----- LISTING
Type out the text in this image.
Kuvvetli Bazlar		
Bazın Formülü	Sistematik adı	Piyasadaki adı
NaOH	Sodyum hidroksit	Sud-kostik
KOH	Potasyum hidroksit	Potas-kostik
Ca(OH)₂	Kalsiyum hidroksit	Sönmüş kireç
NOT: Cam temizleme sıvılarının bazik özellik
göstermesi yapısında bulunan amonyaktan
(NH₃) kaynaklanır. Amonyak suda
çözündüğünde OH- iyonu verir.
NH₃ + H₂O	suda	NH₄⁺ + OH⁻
----------
Repeat the material above exactly.

Type out the text in this image.
Kuvvetli Bazlar		
Bazın Formülü	Sistematik adı	Piyasadaki adı
NaOH	Sodyum hidroksit	Sud-kostik
KOH	Potasyum hidroksit	Potas-kostik
Ca(OH)₂	Kalsiyum hidroksit	Sönmüş kireç
NOT: Cam temizleme sıvılarının bazik özellik
göstermesi yapısında bulunan amonyaktan
(NH₃) kaynaklanır. Amonyak suda
çözündüğünde OH- iyonu verir.
NH₃ + H₂O	suda	NH₄⁺ + OH⁻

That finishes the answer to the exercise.